### [SHORT PROBLEM]
Using the records provided below, locate and copy each line that contains the word "подготовки".

# Start of AVAILABLE DATA

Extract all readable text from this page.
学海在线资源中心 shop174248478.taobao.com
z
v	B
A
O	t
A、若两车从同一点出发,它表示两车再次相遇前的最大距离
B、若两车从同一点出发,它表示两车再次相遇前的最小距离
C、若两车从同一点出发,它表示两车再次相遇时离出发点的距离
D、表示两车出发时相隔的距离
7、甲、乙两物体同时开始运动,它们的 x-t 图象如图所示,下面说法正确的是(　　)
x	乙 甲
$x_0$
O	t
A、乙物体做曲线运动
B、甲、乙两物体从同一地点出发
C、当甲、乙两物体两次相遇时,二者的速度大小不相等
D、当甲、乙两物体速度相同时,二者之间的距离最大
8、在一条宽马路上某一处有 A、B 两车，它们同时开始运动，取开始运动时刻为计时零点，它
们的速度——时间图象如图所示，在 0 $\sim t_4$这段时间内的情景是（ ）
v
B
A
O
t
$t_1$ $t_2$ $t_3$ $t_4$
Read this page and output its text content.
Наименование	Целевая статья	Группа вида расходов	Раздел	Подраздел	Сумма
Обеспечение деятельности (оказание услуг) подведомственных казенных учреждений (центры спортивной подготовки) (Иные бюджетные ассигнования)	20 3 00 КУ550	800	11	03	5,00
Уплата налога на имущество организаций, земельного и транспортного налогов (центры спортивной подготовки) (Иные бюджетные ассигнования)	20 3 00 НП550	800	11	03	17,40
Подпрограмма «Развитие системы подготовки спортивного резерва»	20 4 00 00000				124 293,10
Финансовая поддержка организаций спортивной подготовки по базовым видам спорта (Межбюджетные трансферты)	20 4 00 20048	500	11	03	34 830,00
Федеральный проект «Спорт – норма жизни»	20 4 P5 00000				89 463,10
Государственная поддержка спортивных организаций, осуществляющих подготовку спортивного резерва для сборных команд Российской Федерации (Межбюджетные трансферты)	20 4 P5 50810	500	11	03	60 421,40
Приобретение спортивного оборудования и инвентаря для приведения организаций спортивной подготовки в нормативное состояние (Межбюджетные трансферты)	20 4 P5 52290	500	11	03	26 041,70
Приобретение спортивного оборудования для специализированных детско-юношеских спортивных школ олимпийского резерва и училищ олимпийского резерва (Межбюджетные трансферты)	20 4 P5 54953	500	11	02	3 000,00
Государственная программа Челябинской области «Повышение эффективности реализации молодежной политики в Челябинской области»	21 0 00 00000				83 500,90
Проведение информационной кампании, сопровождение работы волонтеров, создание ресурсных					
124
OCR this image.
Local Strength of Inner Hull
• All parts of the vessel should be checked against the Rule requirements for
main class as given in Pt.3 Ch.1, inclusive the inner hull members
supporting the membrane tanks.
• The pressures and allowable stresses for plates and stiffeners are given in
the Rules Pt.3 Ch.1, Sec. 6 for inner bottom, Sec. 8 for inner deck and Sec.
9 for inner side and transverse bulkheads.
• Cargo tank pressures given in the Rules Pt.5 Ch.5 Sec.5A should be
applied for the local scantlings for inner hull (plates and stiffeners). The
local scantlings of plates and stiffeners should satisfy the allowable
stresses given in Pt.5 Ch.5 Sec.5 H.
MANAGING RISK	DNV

# End of AVAILABLE DATA
# Start of AVAILABLE DATA

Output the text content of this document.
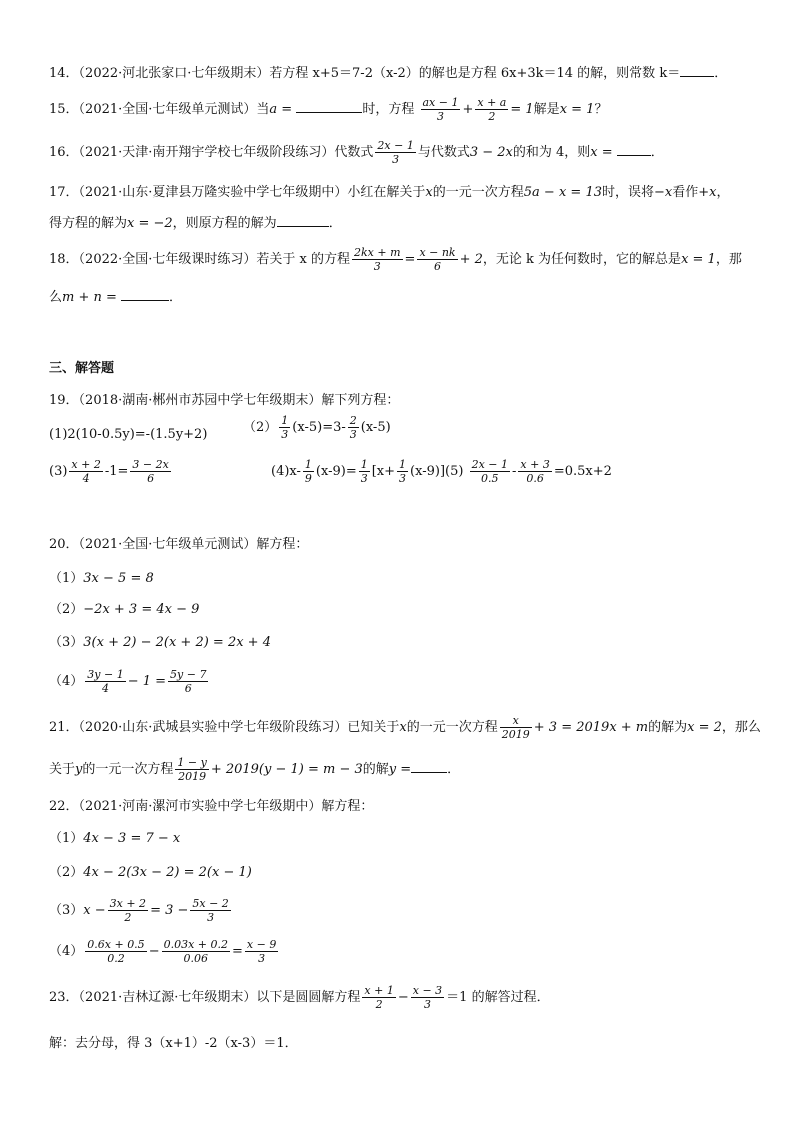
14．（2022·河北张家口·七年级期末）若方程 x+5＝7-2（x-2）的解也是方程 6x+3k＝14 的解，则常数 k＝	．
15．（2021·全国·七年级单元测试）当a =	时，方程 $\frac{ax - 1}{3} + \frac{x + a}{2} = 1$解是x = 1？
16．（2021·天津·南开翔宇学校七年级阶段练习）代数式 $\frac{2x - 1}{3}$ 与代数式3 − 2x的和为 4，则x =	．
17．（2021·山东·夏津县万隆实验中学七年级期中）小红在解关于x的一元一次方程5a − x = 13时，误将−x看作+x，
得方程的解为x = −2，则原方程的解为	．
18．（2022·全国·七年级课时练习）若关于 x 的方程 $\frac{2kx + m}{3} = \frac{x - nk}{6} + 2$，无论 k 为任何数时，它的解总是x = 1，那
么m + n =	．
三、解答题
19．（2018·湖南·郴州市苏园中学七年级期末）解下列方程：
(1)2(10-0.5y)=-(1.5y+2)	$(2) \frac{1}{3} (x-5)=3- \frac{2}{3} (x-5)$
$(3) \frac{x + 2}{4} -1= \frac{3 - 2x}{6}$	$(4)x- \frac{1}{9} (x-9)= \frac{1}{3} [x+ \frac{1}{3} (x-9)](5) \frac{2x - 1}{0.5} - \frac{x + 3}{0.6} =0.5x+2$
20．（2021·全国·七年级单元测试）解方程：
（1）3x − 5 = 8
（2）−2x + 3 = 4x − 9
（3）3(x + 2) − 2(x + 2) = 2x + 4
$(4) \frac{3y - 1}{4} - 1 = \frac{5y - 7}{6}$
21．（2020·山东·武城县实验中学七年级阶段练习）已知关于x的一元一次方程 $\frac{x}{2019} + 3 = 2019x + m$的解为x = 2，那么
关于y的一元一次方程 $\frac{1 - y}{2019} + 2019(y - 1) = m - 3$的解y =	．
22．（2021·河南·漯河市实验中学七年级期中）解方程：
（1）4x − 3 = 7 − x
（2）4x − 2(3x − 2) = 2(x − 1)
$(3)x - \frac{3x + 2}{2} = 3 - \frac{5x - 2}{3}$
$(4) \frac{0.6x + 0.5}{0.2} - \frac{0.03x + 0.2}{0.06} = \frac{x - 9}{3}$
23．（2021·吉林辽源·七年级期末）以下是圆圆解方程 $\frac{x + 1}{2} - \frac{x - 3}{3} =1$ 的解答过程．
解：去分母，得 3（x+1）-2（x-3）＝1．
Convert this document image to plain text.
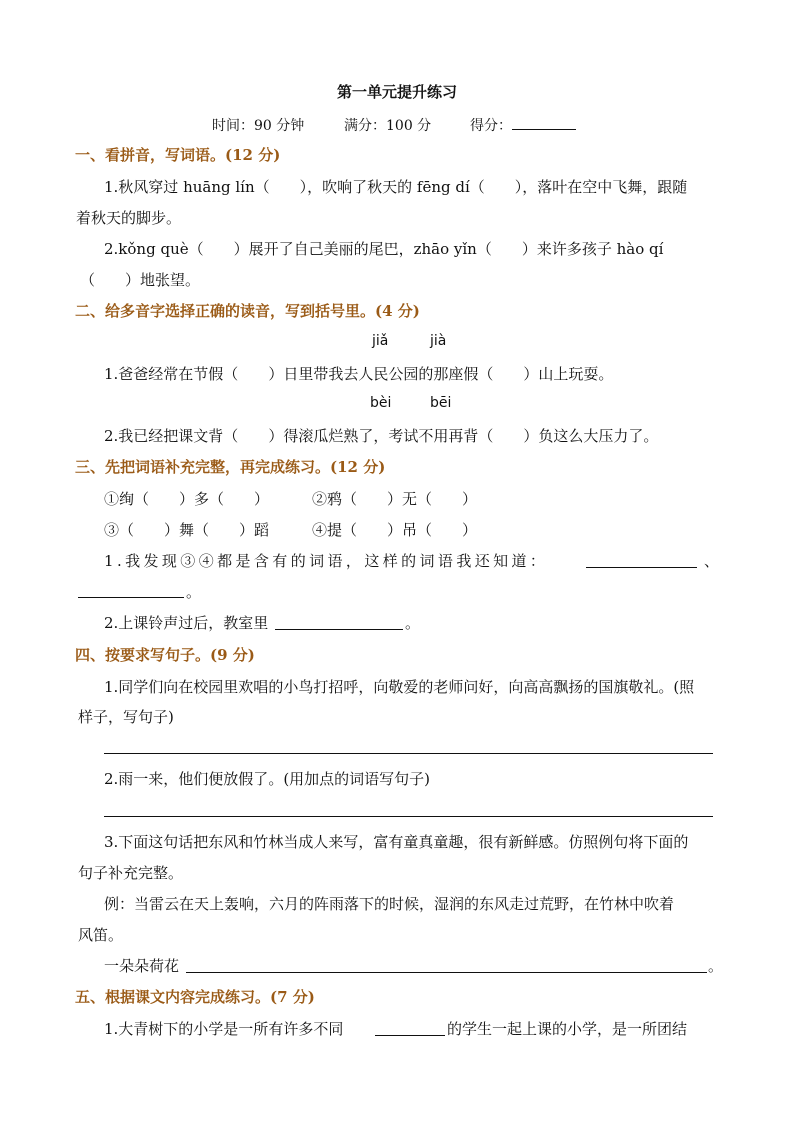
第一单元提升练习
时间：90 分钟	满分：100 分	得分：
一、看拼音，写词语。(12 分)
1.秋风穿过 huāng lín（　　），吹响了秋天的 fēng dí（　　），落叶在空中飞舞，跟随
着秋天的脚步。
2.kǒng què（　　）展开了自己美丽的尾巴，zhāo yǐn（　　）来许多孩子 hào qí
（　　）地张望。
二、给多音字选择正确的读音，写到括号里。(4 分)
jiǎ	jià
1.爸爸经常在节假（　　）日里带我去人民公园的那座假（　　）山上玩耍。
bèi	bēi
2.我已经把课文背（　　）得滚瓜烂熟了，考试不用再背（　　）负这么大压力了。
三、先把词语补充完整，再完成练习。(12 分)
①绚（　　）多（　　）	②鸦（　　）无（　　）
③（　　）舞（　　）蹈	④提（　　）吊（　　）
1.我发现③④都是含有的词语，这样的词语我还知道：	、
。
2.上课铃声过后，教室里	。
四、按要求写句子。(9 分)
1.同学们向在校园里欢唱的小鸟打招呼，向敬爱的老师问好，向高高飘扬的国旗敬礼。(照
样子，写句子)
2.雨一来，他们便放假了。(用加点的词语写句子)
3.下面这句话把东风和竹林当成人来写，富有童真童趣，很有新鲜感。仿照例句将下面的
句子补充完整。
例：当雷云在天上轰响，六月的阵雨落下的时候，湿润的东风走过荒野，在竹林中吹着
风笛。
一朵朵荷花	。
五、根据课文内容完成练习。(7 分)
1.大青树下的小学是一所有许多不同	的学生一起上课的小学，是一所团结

# End of AVAILABLE DATA
# Start of AVAILABLE DATA

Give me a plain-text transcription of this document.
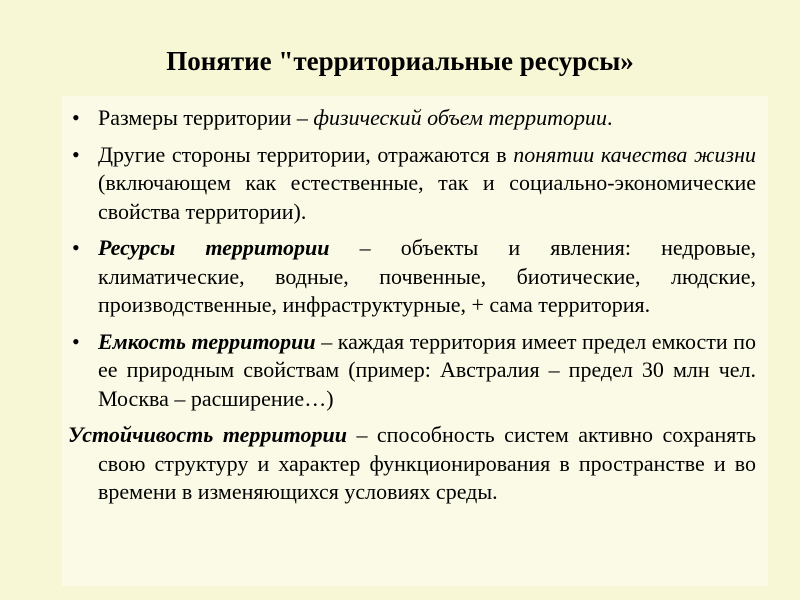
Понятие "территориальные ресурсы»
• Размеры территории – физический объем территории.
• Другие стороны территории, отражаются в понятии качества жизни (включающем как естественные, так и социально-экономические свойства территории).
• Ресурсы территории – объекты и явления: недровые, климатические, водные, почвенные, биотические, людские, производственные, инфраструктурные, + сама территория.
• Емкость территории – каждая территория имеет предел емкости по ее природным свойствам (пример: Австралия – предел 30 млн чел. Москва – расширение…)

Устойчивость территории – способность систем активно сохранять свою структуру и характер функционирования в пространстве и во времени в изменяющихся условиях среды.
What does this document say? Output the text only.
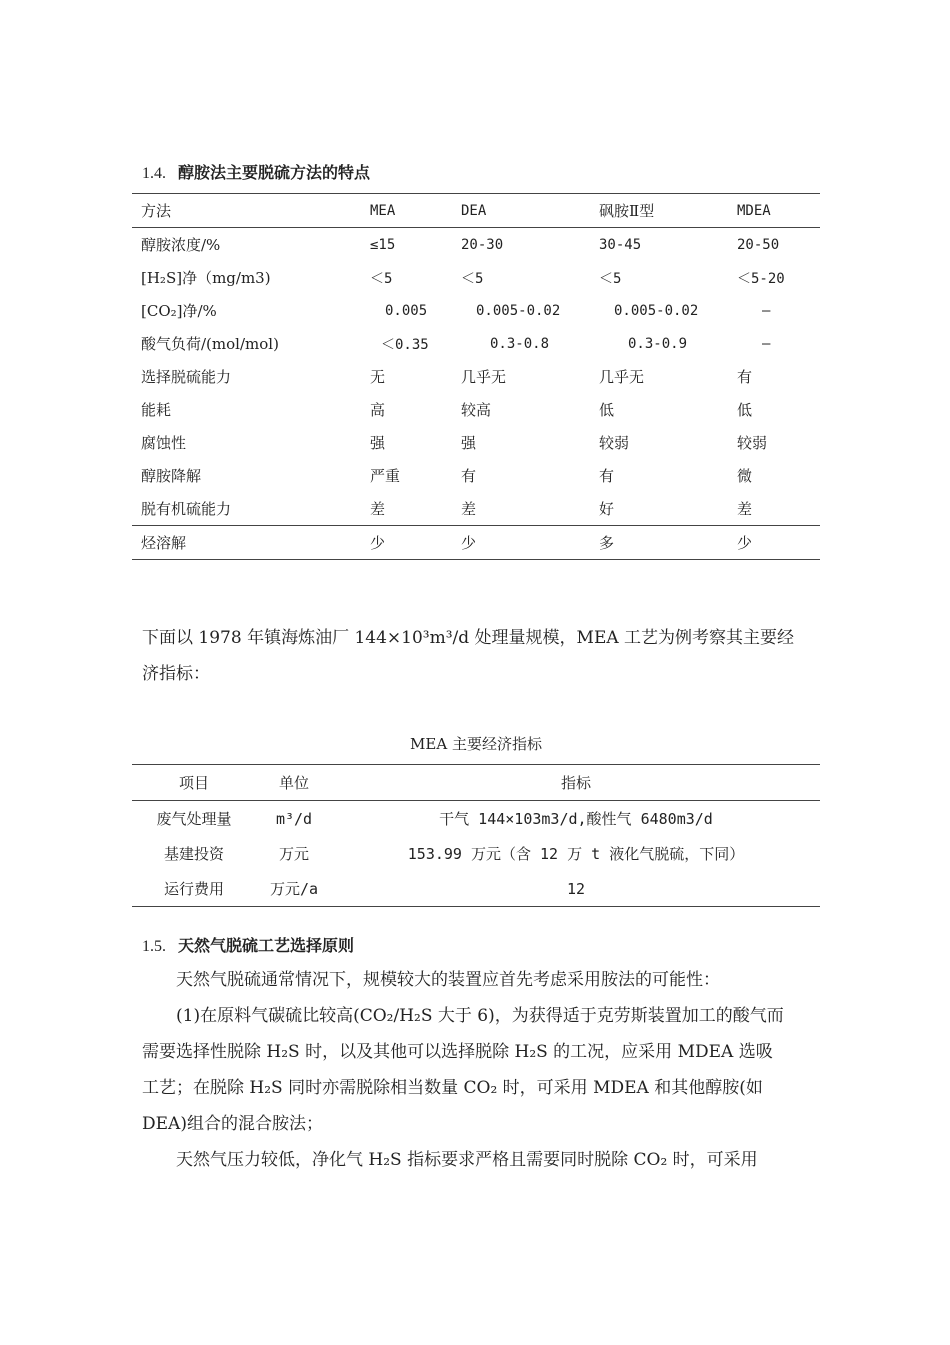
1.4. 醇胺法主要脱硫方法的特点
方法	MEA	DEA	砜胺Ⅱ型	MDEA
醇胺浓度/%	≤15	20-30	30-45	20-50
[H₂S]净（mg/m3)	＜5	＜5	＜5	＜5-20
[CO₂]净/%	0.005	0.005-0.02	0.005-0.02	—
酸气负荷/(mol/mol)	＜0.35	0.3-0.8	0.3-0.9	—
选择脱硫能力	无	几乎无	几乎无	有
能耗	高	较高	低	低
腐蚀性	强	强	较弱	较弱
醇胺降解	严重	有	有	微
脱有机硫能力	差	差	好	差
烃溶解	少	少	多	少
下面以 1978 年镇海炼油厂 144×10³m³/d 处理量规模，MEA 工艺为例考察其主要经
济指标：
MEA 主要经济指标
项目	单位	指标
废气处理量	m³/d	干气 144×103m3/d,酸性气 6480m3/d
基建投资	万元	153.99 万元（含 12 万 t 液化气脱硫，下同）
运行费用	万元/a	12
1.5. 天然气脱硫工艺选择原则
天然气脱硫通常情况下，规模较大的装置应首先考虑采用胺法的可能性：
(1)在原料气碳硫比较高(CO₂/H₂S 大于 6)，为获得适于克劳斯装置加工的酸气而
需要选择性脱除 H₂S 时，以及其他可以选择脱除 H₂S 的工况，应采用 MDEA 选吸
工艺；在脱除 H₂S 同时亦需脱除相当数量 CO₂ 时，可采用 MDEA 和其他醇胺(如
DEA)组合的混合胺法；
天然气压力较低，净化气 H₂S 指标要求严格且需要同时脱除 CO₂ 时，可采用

# End of AVAILABLE DATA

### [PROBLEM SOLUTION]
Обеспечение деятельности (оказание услуг) подведомственных казенных учреждений (центры спортивной подготовки) (Иные бюджетные ассигнования)	20 3 00 КУ550	800	11	03	5,00
Уплата налога на имущество организаций, земельного и транспортного налогов (центры спортивной подготовки) (Иные бюджетные ассигнования)	20 3 00 НП550	800	11	03	17,40
Подпрограмма «Развитие системы подготовки спортивного резерва»	20 4 00 00000				124 293,10
Финансовая поддержка организаций спортивной подготовки по базовым видам спорта (Межбюджетные трансферты)	20 4 00 20048	500	11	03	34 830,00
Приобретение спортивного оборудования и инвентаря для приведения организаций спортивной подготовки в нормативное состояние (Межбюджетные трансферты)	20 4 P5 52290	500	11	03	26 041,70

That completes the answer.